● **Given task**: Could you give the data below again, exactly and completely?

**********

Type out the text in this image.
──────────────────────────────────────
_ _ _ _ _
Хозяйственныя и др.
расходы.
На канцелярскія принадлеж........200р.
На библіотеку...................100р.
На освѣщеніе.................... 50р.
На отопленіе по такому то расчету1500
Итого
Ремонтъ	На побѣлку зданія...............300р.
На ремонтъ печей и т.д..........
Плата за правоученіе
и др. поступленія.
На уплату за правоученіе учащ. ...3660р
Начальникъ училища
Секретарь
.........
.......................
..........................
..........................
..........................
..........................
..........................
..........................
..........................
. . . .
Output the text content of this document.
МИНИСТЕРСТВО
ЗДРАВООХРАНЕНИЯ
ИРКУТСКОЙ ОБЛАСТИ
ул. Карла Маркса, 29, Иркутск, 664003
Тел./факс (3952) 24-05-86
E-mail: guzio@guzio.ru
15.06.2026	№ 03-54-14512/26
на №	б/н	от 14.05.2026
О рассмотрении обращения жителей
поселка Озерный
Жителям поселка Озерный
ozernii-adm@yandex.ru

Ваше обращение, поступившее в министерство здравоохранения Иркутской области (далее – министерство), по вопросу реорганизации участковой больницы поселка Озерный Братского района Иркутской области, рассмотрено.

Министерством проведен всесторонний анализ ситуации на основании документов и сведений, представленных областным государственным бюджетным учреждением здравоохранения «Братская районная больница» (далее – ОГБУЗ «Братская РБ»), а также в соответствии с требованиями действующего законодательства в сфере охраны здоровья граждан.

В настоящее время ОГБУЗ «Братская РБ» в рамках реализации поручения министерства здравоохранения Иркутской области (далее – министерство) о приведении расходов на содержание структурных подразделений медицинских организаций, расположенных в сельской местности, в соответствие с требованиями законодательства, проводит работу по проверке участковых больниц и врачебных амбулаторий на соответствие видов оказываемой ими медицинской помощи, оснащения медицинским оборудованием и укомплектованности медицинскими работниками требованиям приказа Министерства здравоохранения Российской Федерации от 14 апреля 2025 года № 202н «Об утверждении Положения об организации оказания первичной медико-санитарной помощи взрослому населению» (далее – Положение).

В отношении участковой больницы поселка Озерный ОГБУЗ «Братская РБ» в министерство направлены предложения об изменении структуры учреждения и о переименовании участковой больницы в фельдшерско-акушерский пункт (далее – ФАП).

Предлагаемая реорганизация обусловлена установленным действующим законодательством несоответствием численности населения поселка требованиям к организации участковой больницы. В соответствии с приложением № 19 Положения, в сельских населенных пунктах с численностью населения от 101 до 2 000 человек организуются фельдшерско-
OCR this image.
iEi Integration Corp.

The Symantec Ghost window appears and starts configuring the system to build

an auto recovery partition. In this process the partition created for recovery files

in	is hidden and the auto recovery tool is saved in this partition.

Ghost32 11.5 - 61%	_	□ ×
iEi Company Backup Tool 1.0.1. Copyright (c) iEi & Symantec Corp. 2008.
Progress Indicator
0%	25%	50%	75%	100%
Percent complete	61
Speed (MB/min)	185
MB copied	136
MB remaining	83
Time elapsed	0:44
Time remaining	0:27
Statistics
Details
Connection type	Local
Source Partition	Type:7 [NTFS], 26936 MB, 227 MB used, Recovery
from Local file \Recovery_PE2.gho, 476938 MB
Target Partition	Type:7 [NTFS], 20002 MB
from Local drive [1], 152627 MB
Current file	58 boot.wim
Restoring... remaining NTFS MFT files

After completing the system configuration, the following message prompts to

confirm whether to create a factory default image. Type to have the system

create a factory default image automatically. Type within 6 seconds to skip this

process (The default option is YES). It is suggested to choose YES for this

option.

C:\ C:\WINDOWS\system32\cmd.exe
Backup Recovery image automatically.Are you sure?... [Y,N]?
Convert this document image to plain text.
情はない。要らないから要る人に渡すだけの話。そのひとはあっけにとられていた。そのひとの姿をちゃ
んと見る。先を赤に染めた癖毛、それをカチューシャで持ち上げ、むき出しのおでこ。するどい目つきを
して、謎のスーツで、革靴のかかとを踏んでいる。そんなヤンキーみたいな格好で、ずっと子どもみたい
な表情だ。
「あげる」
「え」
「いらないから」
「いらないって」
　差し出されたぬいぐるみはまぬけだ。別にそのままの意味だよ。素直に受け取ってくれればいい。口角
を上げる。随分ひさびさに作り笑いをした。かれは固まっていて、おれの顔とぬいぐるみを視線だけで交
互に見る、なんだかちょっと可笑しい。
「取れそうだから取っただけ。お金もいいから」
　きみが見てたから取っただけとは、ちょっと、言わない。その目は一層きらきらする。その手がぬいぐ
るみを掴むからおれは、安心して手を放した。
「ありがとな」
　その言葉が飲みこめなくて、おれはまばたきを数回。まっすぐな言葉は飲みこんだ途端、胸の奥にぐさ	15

**********

● **Expected output**:
Type out the text in this image.
──────────────────────────────────────
_ _ _ _ _
Хозяйственныя и др.
расходы.
На канцелярскія принадлеж........200р.
На библіотеку...................100р.
На освѣщеніе.................... 50р.
На отопленіе по такому то расчету1500
Итого
Ремонтъ	На побѣлку зданія...............300р.
На ремонтъ печей и т.д..........
Плата за правоученіе
и др. поступленія.
На уплату за правоученіе учащ. ...3660р
Начальникъ училища
Секретарь
.........
.......................
..........................
..........................
..........................
..........................
..........................
..........................
..........................
. . . .
Output the text content of this document.
МИНИСТЕРСТВО
ЗДРАВООХРАНЕНИЯ
ИРКУТСКОЙ ОБЛАСТИ
ул. Карла Маркса, 29, Иркутск, 664003
Тел./факс (3952) 24-05-86
E-mail: guzio@guzio.ru
15.06.2026	№ 03-54-14512/26
на №	б/н	от 14.05.2026
О рассмотрении обращения жителей
поселка Озерный
Жителям поселка Озерный
ozernii-adm@yandex.ru

Ваше обращение, поступившее в министерство здравоохранения Иркутской области (далее – министерство), по вопросу реорганизации участковой больницы поселка Озерный Братского района Иркутской области, рассмотрено.

Министерством проведен всесторонний анализ ситуации на основании документов и сведений, представленных областным государственным бюджетным учреждением здравоохранения «Братская районная больница» (далее – ОГБУЗ «Братская РБ»), а также в соответствии с требованиями действующего законодательства в сфере охраны здоровья граждан.

В настоящее время ОГБУЗ «Братская РБ» в рамках реализации поручения министерства здравоохранения Иркутской области (далее – министерство) о приведении расходов на содержание структурных подразделений медицинских организаций, расположенных в сельской местности, в соответствие с требованиями законодательства, проводит работу по проверке участковых больниц и врачебных амбулаторий на соответствие видов оказываемой ими медицинской помощи, оснащения медицинским оборудованием и укомплектованности медицинскими работниками требованиям приказа Министерства здравоохранения Российской Федерации от 14 апреля 2025 года № 202н «Об утверждении Положения об организации оказания первичной медико-санитарной помощи взрослому населению» (далее – Положение).

В отношении участковой больницы поселка Озерный ОГБУЗ «Братская РБ» в министерство направлены предложения об изменении структуры учреждения и о переименовании участковой больницы в фельдшерско-акушерский пункт (далее – ФАП).

Предлагаемая реорганизация обусловлена установленным действующим законодательством несоответствием численности населения поселка требованиям к организации участковой больницы. В соответствии с приложением № 19 Положения, в сельских населенных пунктах с численностью населения от 101 до 2 000 человек организуются фельдшерско-
OCR this image.
iEi Integration Corp.

The Symantec Ghost window appears and starts configuring the system to build

an auto recovery partition. In this process the partition created for recovery files

in	is hidden and the auto recovery tool is saved in this partition.

Ghost32 11.5 - 61%	_	□ ×
iEi Company Backup Tool 1.0.1. Copyright (c) iEi & Symantec Corp. 2008.
Progress Indicator
0%	25%	50%	75%	100%
Percent complete	61
Speed (MB/min)	185
MB copied	136
MB remaining	83
Time elapsed	0:44
Time remaining	0:27
Statistics
Details
Connection type	Local
Source Partition	Type:7 [NTFS], 26936 MB, 227 MB used, Recovery
from Local file \Recovery_PE2.gho, 476938 MB
Target Partition	Type:7 [NTFS], 20002 MB
from Local drive [1], 152627 MB
Current file	58 boot.wim
Restoring... remaining NTFS MFT files

After completing the system configuration, the following message prompts to

confirm whether to create a factory default image. Type to have the system

create a factory default image automatically. Type within 6 seconds to skip this

process (The default option is YES). It is suggested to choose YES for this

option.

C:\ C:\WINDOWS\system32\cmd.exe
Backup Recovery image automatically.Are you sure?... [Y,N]?
Convert this document image to plain text.
情はない。要らないから要る人に渡すだけの話。そのひとはあっけにとられていた。そのひとの姿をちゃ
んと見る。先を赤に染めた癖毛、それをカチューシャで持ち上げ、むき出しのおでこ。するどい目つきを
して、謎のスーツで、革靴のかかとを踏んでいる。そんなヤンキーみたいな格好で、ずっと子どもみたい
な表情だ。
「あげる」
「え」
「いらないから」
「いらないって」
　差し出されたぬいぐるみはまぬけだ。別にそのままの意味だよ。素直に受け取ってくれればいい。口角
を上げる。随分ひさびさに作り笑いをした。かれは固まっていて、おれの顔とぬいぐるみを視線だけで交
互に見る、なんだかちょっと可笑しい。
「取れそうだから取っただけ。お金もいいから」
　きみが見てたから取っただけとは、ちょっと、言わない。その目は一層きらきらする。その手がぬいぐ
るみを掴むからおれは、安心して手を放した。
「ありがとな」
　その言葉が飲みこめなくて、おれはまばたきを数回。まっすぐな言葉は飲みこんだ途端、胸の奥にぐさ	15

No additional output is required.